- **Challenge**
Write every record out again exactly, and keep images out of it.

- **Materials provided**

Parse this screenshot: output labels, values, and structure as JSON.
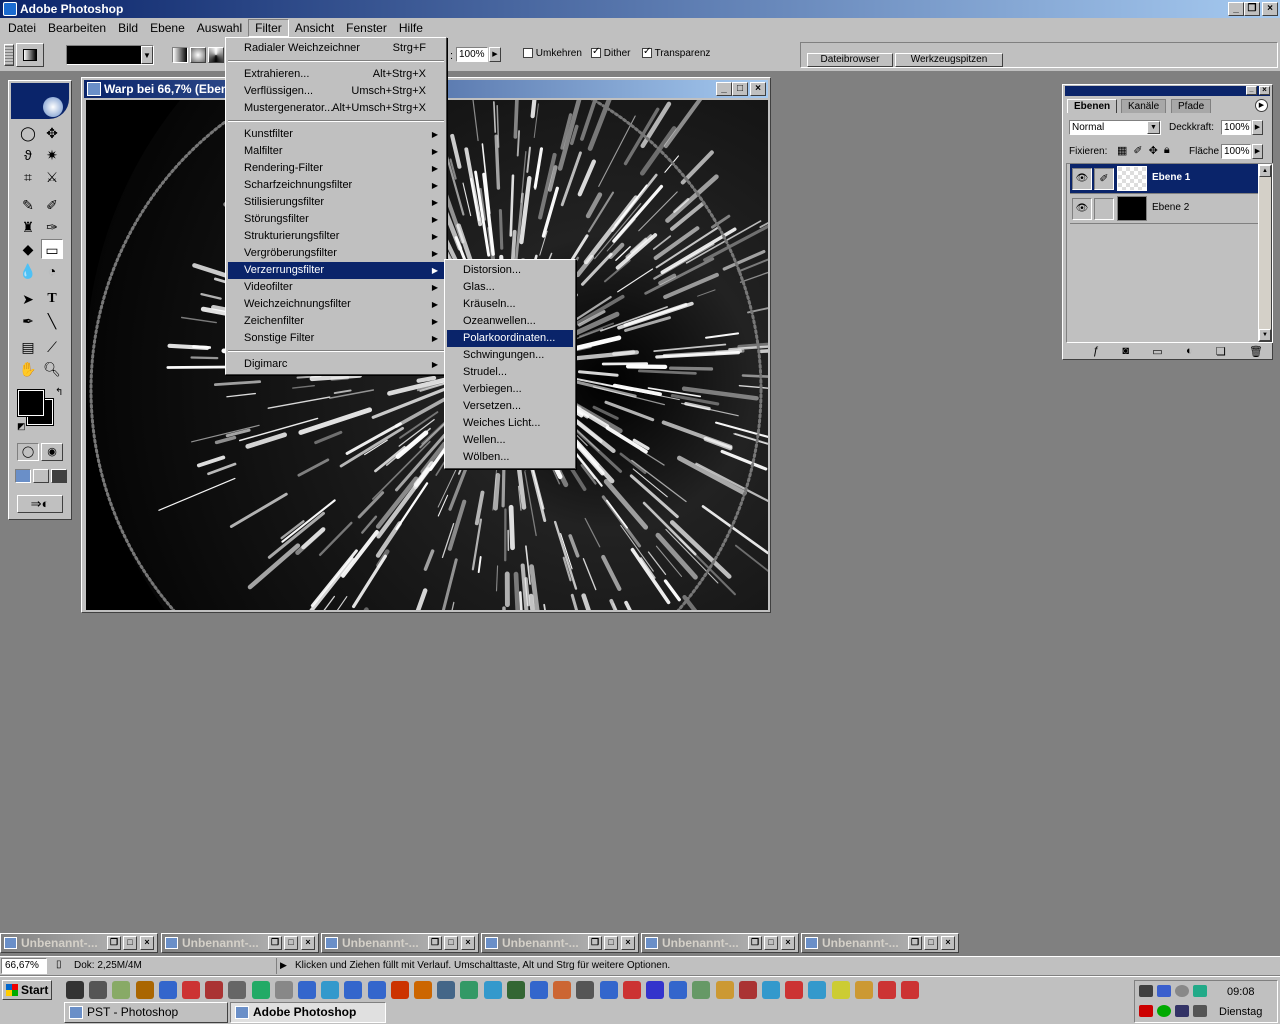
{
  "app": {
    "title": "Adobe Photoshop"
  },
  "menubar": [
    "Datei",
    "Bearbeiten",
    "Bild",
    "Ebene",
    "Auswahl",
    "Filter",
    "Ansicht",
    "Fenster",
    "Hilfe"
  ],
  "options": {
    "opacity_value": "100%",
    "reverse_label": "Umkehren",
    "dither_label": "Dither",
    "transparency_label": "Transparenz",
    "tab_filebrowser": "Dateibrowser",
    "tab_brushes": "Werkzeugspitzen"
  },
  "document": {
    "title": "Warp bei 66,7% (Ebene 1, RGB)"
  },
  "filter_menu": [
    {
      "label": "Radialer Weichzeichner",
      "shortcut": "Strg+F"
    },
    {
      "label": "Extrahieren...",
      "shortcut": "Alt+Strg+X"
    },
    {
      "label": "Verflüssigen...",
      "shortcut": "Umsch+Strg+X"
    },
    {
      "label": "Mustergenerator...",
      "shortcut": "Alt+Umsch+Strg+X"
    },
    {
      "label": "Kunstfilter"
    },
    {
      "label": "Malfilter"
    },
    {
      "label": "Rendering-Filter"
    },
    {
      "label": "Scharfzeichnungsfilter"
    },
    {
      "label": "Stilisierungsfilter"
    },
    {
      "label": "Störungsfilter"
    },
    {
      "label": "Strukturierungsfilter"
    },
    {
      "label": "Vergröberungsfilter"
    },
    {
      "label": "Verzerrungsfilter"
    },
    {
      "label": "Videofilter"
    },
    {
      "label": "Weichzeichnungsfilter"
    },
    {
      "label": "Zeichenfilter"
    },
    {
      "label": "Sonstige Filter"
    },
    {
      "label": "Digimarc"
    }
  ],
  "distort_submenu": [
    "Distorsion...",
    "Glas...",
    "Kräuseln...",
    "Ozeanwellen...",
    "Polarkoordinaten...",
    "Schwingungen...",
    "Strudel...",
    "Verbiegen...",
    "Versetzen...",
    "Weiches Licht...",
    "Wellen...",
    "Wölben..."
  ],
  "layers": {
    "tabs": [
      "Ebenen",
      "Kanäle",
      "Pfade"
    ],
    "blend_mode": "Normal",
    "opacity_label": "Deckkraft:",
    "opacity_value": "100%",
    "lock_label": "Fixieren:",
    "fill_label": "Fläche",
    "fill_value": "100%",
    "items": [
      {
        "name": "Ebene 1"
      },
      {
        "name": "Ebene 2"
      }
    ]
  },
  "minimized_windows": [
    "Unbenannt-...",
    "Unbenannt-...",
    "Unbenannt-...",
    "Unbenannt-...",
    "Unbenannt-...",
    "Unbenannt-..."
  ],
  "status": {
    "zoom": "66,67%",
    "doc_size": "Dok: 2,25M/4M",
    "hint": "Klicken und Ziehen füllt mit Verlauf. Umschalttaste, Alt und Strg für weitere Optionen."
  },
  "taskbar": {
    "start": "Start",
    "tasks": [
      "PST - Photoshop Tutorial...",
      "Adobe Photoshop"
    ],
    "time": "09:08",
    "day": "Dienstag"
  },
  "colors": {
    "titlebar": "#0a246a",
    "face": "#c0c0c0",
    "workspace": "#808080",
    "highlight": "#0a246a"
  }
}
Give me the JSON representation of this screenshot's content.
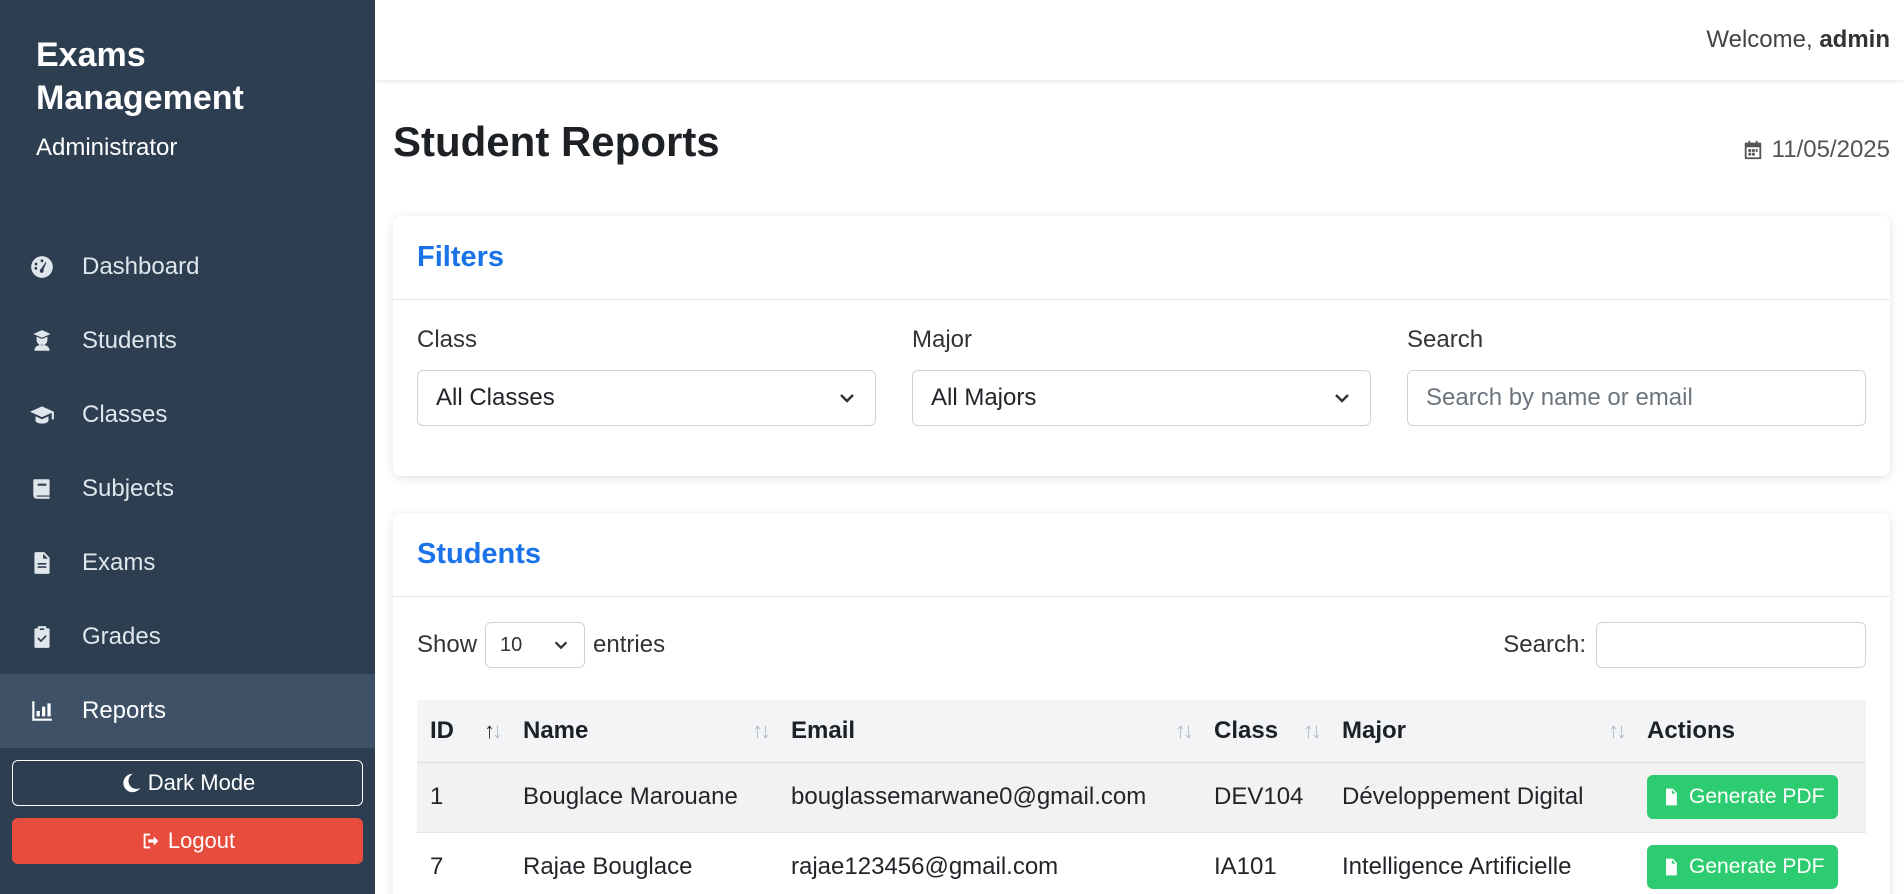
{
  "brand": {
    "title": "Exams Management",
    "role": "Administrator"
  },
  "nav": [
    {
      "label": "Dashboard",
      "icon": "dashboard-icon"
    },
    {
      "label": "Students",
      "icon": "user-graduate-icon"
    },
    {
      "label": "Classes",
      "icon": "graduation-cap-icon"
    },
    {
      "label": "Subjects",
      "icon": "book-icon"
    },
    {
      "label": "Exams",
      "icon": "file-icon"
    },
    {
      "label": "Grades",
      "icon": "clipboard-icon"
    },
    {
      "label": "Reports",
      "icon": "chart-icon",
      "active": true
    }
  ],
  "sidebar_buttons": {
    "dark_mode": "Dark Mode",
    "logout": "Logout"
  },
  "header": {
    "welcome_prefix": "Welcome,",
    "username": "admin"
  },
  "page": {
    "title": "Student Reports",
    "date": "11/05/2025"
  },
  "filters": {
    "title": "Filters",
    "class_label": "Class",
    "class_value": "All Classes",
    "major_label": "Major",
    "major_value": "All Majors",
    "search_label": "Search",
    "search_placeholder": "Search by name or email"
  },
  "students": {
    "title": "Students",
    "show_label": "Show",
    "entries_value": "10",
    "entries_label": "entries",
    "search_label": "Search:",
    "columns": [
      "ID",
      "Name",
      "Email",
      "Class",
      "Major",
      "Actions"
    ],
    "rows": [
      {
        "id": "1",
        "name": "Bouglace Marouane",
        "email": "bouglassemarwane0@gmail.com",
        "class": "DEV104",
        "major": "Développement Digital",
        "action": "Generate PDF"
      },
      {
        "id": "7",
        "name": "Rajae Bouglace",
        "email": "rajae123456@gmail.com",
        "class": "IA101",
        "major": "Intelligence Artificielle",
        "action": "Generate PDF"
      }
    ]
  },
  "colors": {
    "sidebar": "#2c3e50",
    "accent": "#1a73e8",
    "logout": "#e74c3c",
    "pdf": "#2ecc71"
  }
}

- **The output**
Parse this screenshot: output labels, values, and structure as JSON.
{
  "app": {
    "title": "Adobe Photoshop"
  },
  "menubar": [
    "Datei",
    "Bearbeiten",
    "Bild",
    "Ebene",
    "Auswahl",
    "Filter",
    "Ansicht",
    "Fenster",
    "Hilfe"
  ],
  "options": {
    "opacity_value": "100%",
    "reverse_label": "Umkehren",
    "dither_label": "Dither",
    "transparency_label": "Transparenz",
    "tab_filebrowser": "Dateibrowser",
    "tab_brushes": "Werkzeugspitzen"
  },
  "document": {
    "title": "Warp bei 66,7% (Ebene 1, RGB)"
  },
  "filter_menu": [
    {
      "label": "Radialer Weichzeichner",
      "shortcut": "Strg+F"
    },
    {
      "label": "Extrahieren...",
      "shortcut": "Alt+Strg+X"
    },
    {
      "label": "Verflüssigen...",
      "shortcut": "Umsch+Strg+X"
    },
    {
      "label": "Mustergenerator...",
      "shortcut": "Alt+Umsch+Strg+X"
    },
    {
      "label": "Kunstfilter"
    },
    {
      "label": "Malfilter"
    },
    {
      "label": "Rendering-Filter"
    },
    {
      "label": "Scharfzeichnungsfilter"
    },
    {
      "label": "Stilisierungsfilter"
    },
    {
      "label": "Störungsfilter"
    },
    {
      "label": "Strukturierungsfilter"
    },
    {
      "label": "Vergröberungsfilter"
    },
    {
      "label": "Verzerrungsfilter"
    },
    {
      "label": "Videofilter"
    },
    {
      "label": "Weichzeichnungsfilter"
    },
    {
      "label": "Zeichenfilter"
    },
    {
      "label": "Sonstige Filter"
    },
    {
      "label": "Digimarc"
    }
  ],
  "distort_submenu": [
    "Distorsion...",
    "Glas...",
    "Kräuseln...",
    "Ozeanwellen...",
    "Polarkoordinaten...",
    "Schwingungen...",
    "Strudel...",
    "Verbiegen...",
    "Versetzen...",
    "Weiches Licht...",
    "Wellen...",
    "Wölben..."
  ],
  "layers": {
    "tabs": [
      "Ebenen",
      "Kanäle",
      "Pfade"
    ],
    "blend_mode": "Normal",
    "opacity_label": "Deckkraft:",
    "opacity_value": "100%",
    "lock_label": "Fixieren:",
    "fill_label": "Fläche",
    "fill_value": "100%",
    "items": [
      {
        "name": "Ebene 1"
      },
      {
        "name": "Ebene 2"
      }
    ]
  },
  "minimized_windows": [
    "Unbenannt-...",
    "Unbenannt-...",
    "Unbenannt-...",
    "Unbenannt-...",
    "Unbenannt-...",
    "Unbenannt-..."
  ],
  "status": {
    "zoom": "66,67%",
    "doc_size": "Dok: 2,25M/4M",
    "hint": "Klicken und Ziehen füllt mit Verlauf. Umschalttaste, Alt und Strg für weitere Optionen."
  },
  "taskbar": {
    "start": "Start",
    "tasks": [
      "PST - Photoshop Tutorial...",
      "Adobe Photoshop"
    ],
    "time": "09:08",
    "day": "Dienstag"
  },
  "colors": {
    "titlebar": "#0a246a",
    "face": "#c0c0c0",
    "workspace": "#808080",
    "highlight": "#0a246a"
  }
}
Give me the JSON representation of this screenshot's content.
{
  "brand": {
    "title": "Exams Management",
    "role": "Administrator"
  },
  "nav": [
    {
      "label": "Dashboard",
      "icon": "dashboard-icon"
    },
    {
      "label": "Students",
      "icon": "user-graduate-icon"
    },
    {
      "label": "Classes",
      "icon": "graduation-cap-icon"
    },
    {
      "label": "Subjects",
      "icon": "book-icon"
    },
    {
      "label": "Exams",
      "icon": "file-icon"
    },
    {
      "label": "Grades",
      "icon": "clipboard-icon"
    },
    {
      "label": "Reports",
      "icon": "chart-icon",
      "active": true
    }
  ],
  "sidebar_buttons": {
    "dark_mode": "Dark Mode",
    "logout": "Logout"
  },
  "header": {
    "welcome_prefix": "Welcome,",
    "username": "admin"
  },
  "page": {
    "title": "Student Reports",
    "date": "11/05/2025"
  },
  "filters": {
    "title": "Filters",
    "class_label": "Class",
    "class_value": "All Classes",
    "major_label": "Major",
    "major_value": "All Majors",
    "search_label": "Search",
    "search_placeholder": "Search by name or email"
  },
  "students": {
    "title": "Students",
    "show_label": "Show",
    "entries_value": "10",
    "entries_label": "entries",
    "search_label": "Search:",
    "columns": [
      "ID",
      "Name",
      "Email",
      "Class",
      "Major",
      "Actions"
    ],
    "rows": [
      {
        "id": "1",
        "name": "Bouglace Marouane",
        "email": "bouglassemarwane0@gmail.com",
        "class": "DEV104",
        "major": "Développement Digital",
        "action": "Generate PDF"
      },
      {
        "id": "7",
        "name": "Rajae Bouglace",
        "email": "rajae123456@gmail.com",
        "class": "IA101",
        "major": "Intelligence Artificielle",
        "action": "Generate PDF"
      }
    ]
  },
  "colors": {
    "sidebar": "#2c3e50",
    "accent": "#1a73e8",
    "logout": "#e74c3c",
    "pdf": "#2ecc71"
  }
}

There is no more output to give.